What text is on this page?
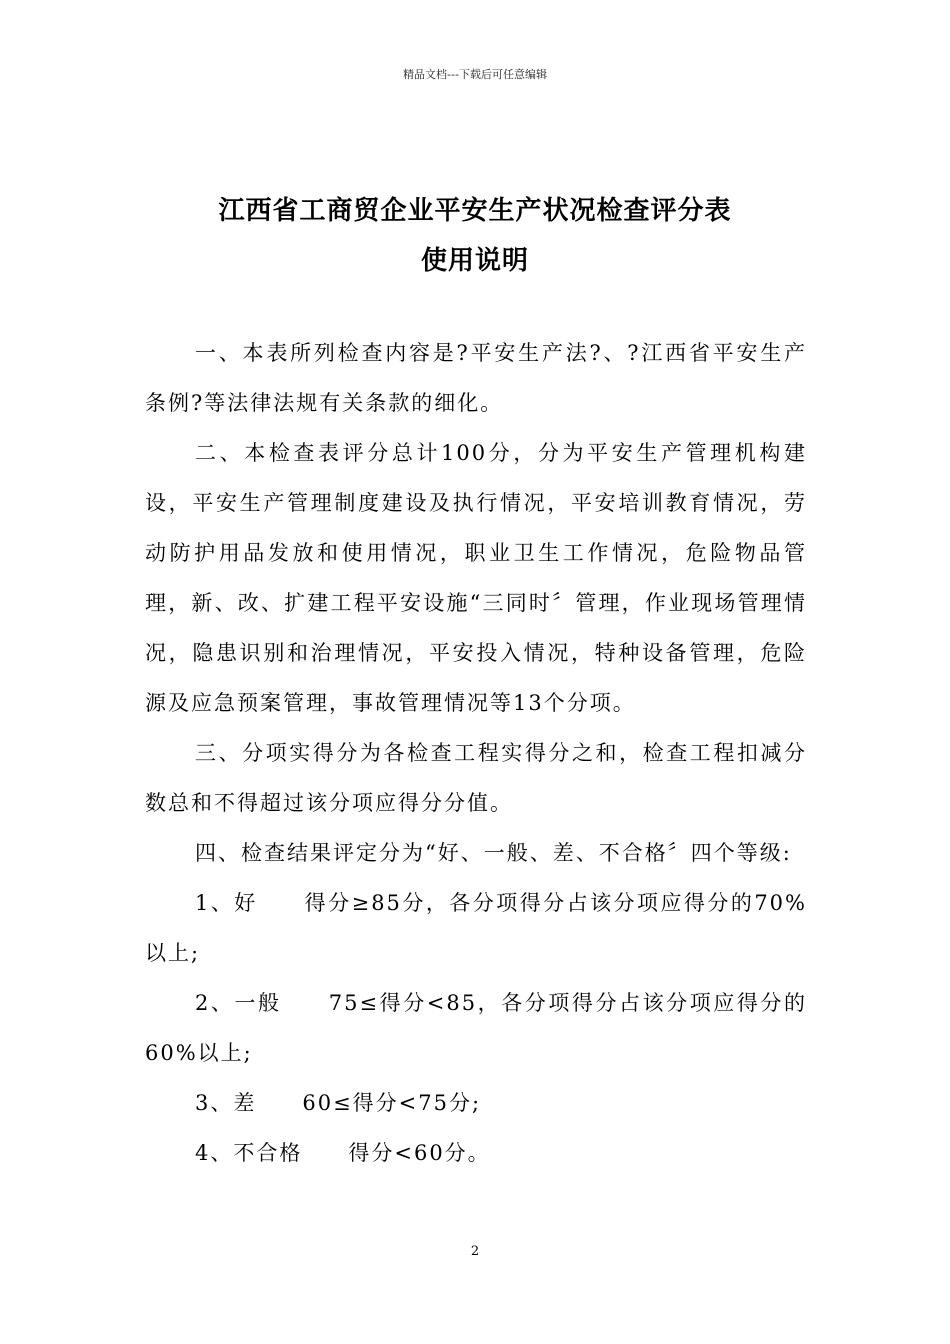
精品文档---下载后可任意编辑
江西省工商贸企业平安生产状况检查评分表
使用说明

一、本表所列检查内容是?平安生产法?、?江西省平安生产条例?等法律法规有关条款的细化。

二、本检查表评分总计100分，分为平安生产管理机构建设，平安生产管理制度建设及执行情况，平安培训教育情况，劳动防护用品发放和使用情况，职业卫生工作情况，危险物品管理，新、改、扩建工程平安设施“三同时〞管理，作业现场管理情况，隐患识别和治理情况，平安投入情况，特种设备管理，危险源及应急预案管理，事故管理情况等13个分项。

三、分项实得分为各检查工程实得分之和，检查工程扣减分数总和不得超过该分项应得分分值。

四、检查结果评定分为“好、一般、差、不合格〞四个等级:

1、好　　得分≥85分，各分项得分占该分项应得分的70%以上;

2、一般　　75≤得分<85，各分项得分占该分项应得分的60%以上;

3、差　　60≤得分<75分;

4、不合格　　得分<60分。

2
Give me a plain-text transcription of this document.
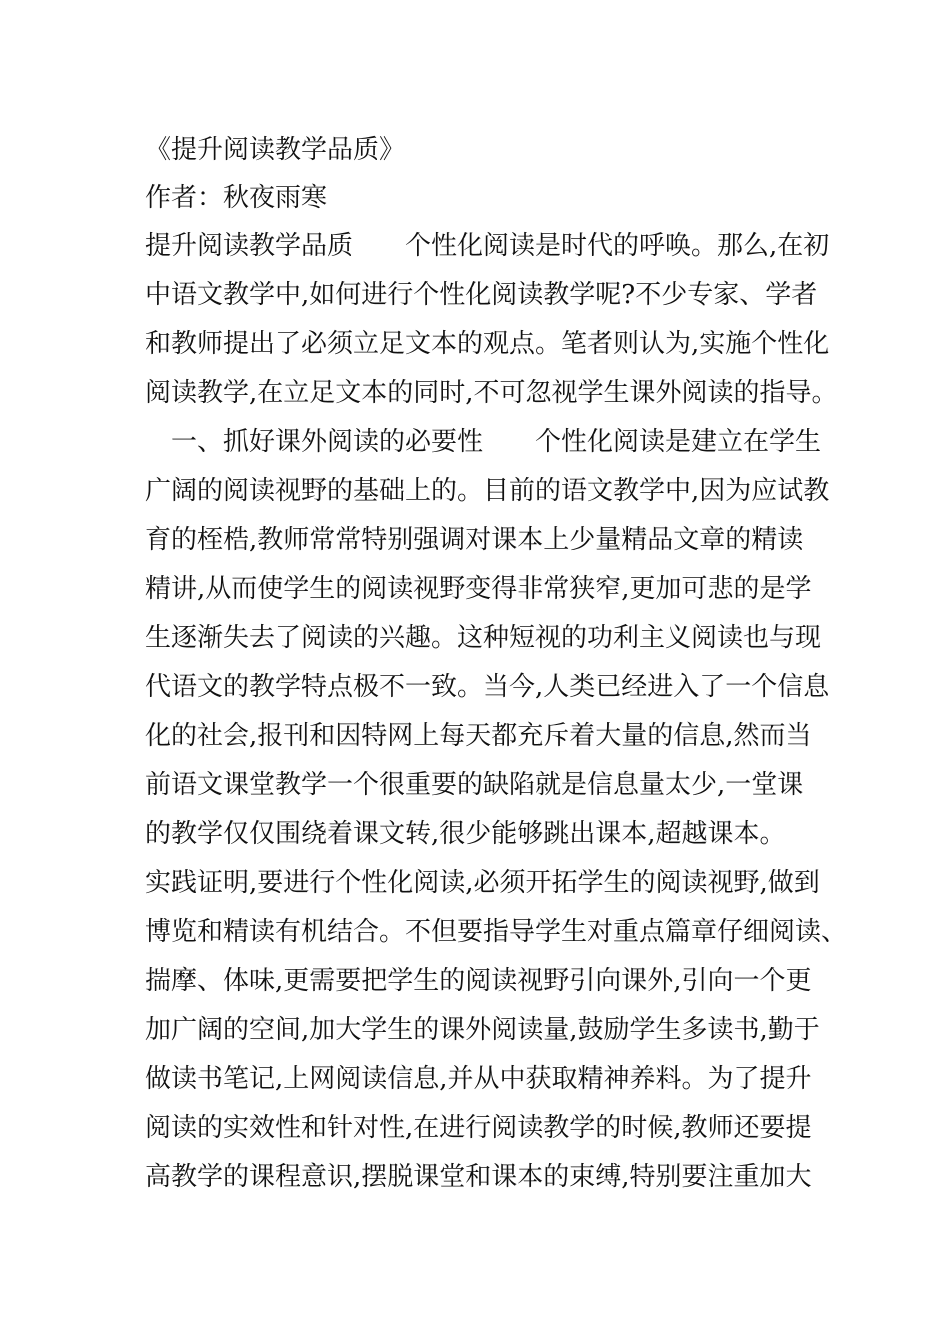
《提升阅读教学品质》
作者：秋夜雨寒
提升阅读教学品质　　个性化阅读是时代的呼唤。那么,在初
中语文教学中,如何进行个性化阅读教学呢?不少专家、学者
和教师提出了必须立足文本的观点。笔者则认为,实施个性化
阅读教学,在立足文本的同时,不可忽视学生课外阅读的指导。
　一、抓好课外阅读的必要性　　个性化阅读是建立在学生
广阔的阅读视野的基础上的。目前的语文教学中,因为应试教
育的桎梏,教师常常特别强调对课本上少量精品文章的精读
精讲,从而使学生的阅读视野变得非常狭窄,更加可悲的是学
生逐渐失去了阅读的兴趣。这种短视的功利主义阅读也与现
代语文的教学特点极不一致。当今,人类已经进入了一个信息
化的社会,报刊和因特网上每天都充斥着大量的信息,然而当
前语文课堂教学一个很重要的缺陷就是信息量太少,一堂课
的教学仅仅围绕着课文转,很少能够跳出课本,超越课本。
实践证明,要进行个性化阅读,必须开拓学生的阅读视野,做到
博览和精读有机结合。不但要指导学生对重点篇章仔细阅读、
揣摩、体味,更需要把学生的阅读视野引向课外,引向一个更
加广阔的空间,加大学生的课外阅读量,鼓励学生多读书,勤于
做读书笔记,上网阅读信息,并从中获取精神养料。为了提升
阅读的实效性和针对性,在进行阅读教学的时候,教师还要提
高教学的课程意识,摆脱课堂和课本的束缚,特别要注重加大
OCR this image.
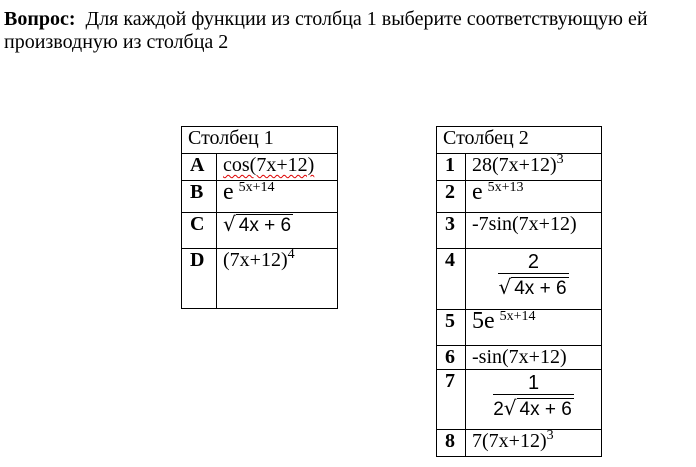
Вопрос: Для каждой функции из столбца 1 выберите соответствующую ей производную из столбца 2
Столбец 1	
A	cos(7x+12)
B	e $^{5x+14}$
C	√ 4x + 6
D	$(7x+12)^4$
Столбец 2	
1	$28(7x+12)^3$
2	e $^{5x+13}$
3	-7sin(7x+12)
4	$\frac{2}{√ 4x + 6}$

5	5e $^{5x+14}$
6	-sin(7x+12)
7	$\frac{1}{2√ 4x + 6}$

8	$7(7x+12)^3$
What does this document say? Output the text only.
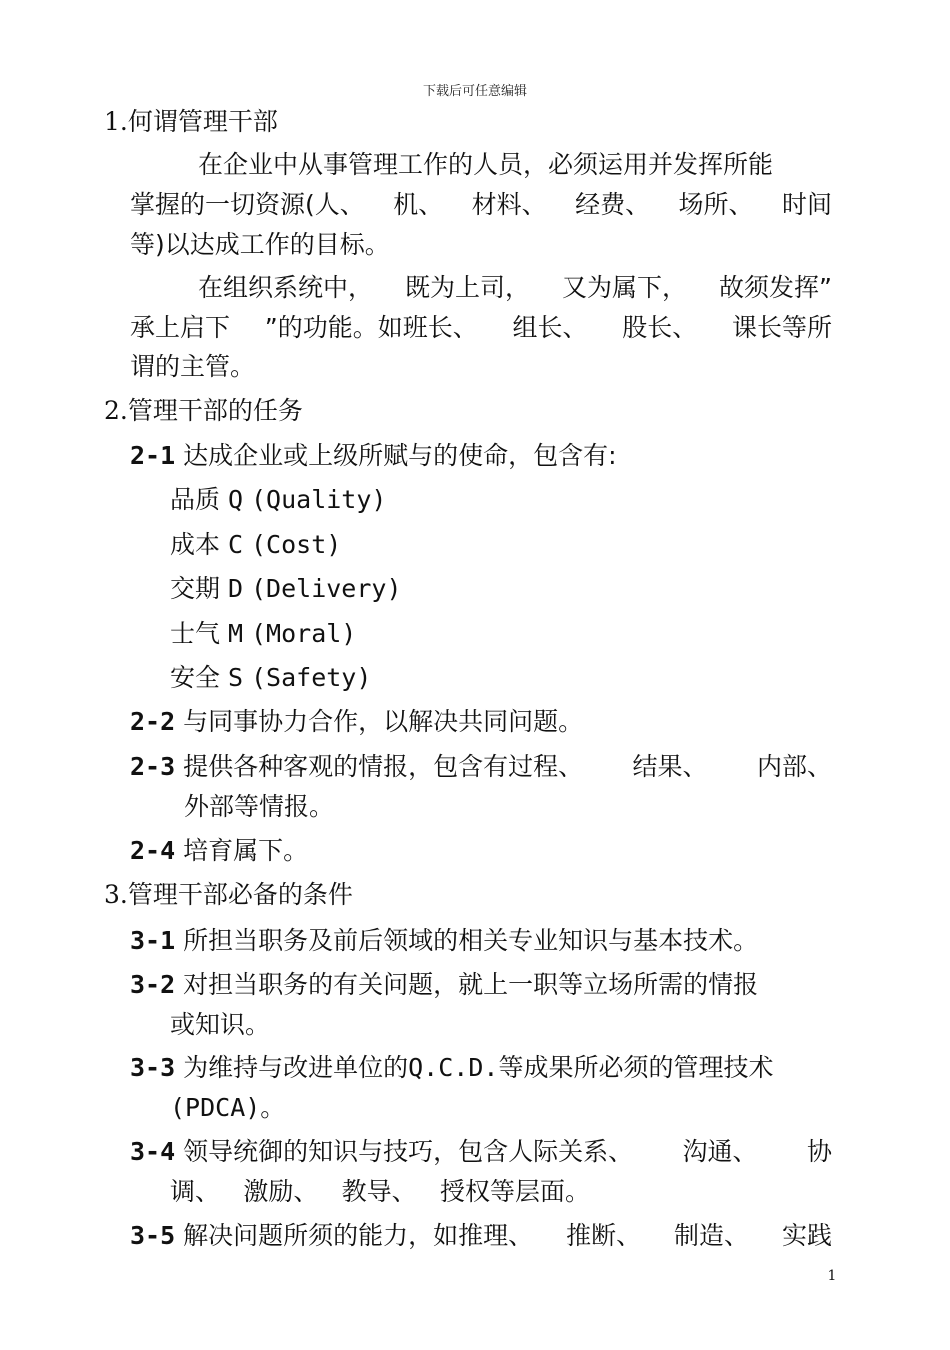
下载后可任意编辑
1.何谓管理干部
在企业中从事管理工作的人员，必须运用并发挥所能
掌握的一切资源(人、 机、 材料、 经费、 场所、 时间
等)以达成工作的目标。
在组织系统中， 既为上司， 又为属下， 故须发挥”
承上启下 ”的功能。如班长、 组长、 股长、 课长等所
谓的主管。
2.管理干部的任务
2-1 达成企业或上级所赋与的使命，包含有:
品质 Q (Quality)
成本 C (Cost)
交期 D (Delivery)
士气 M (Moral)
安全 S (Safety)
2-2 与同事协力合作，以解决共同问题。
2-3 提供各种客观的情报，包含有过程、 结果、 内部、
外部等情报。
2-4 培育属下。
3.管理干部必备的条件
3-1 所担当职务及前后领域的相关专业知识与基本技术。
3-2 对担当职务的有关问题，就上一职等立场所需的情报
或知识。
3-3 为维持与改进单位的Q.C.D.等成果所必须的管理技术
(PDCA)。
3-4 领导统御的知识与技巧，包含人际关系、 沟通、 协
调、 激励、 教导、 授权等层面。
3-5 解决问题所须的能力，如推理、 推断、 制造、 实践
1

■ ■ ■ ■ ■ ■ ■

**Request**: Starting at the line that holds "What does this", repeat every line through the end of the listing exactly as written, skipping any picture.

**Final answer**:
What does this document say? Output the text only.
下载后可任意编辑
1.何谓管理干部
在企业中从事管理工作的人员，必须运用并发挥所能
掌握的一切资源(人、 机、 材料、 经费、 场所、 时间
等)以达成工作的目标。
在组织系统中， 既为上司， 又为属下， 故须发挥”
承上启下 ”的功能。如班长、 组长、 股长、 课长等所
谓的主管。
2.管理干部的任务
2-1 达成企业或上级所赋与的使命，包含有:
品质 Q (Quality)
成本 C (Cost)
交期 D (Delivery)
士气 M (Moral)
安全 S (Safety)
2-2 与同事协力合作，以解决共同问题。
2-3 提供各种客观的情报，包含有过程、 结果、 内部、
外部等情报。
2-4 培育属下。
3.管理干部必备的条件
3-1 所担当职务及前后领域的相关专业知识与基本技术。
3-2 对担当职务的有关问题，就上一职等立场所需的情报
或知识。
3-3 为维持与改进单位的Q.C.D.等成果所必须的管理技术
(PDCA)。
3-4 领导统御的知识与技巧，包含人际关系、 沟通、 协
调、 激励、 教导、 授权等层面。
3-5 解决问题所须的能力，如推理、 推断、 制造、 实践
1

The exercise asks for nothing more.